[The task]
Using the listing below, report all lines holding the word "content".

Dataset entries
________
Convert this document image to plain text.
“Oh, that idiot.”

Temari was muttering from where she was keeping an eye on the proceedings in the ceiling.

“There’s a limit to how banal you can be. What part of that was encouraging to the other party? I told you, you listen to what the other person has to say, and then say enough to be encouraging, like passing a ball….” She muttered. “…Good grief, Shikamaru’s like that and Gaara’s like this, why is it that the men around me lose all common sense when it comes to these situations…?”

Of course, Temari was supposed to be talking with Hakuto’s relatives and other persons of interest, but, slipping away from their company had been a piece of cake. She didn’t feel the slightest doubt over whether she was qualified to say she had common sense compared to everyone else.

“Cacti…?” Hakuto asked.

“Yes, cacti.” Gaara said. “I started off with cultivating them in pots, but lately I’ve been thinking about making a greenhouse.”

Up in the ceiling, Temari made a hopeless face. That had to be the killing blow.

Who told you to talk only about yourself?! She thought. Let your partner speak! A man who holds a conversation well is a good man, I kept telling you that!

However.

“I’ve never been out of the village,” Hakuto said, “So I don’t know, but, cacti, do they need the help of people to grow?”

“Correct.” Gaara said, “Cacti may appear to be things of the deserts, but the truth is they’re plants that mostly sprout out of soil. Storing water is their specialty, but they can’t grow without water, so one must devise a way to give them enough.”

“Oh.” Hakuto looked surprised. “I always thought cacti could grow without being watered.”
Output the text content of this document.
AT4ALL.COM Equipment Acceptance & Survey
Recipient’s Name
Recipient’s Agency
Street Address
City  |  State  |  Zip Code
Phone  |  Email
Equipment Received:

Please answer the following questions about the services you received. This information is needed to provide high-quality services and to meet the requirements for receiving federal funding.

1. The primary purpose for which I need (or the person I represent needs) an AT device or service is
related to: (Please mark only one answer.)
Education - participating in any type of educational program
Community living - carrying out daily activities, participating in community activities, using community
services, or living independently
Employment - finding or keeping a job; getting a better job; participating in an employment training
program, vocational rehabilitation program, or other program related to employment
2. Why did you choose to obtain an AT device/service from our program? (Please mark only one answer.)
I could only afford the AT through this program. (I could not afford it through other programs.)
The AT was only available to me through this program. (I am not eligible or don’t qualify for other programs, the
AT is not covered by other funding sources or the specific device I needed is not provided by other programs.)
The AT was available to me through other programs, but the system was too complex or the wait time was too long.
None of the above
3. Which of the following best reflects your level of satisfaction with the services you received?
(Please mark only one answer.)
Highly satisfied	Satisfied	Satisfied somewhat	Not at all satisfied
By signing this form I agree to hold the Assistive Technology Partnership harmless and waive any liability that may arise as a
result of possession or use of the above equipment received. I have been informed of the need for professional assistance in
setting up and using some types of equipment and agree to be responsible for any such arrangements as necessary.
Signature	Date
________
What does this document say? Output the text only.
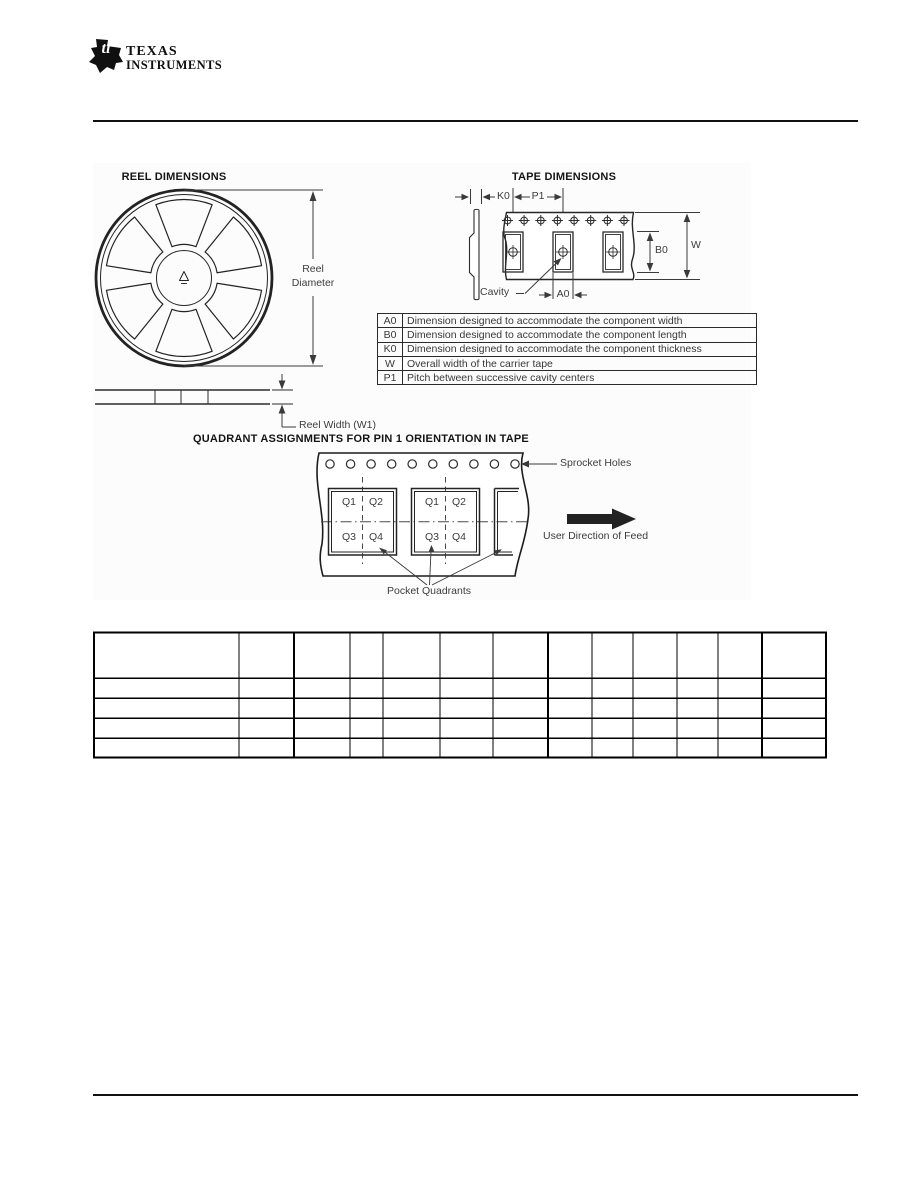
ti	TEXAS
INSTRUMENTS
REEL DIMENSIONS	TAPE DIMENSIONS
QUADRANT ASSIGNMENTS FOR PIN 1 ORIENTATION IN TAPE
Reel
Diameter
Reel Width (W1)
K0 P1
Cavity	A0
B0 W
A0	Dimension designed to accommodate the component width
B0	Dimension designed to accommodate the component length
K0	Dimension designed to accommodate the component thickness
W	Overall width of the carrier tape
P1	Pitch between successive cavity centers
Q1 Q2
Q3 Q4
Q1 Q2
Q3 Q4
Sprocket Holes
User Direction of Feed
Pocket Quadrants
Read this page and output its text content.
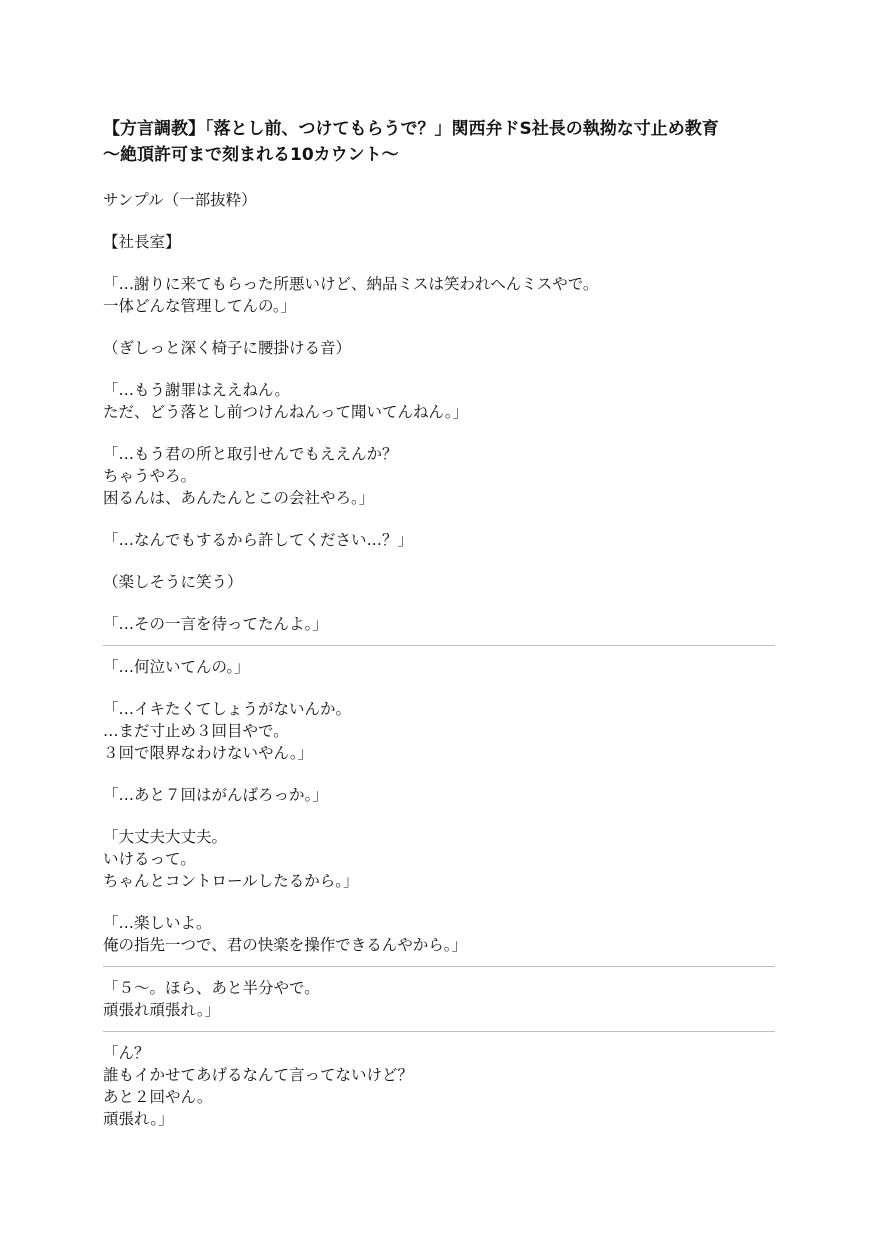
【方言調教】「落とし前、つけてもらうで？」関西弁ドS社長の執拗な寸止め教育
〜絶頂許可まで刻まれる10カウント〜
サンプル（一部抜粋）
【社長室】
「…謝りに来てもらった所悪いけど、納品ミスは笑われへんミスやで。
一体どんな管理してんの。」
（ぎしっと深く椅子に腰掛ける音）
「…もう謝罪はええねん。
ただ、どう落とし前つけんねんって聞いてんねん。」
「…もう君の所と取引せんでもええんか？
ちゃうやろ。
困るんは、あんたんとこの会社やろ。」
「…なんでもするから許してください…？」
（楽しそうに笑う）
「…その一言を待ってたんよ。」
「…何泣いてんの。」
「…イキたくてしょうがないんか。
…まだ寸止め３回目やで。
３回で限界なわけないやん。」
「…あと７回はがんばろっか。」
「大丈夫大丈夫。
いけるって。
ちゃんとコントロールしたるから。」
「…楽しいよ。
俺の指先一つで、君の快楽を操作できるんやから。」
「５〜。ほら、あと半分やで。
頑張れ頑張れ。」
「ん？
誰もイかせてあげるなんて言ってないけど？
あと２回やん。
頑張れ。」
________
[Response to the task]
Output the text content of this document.
Read this page and output its text content.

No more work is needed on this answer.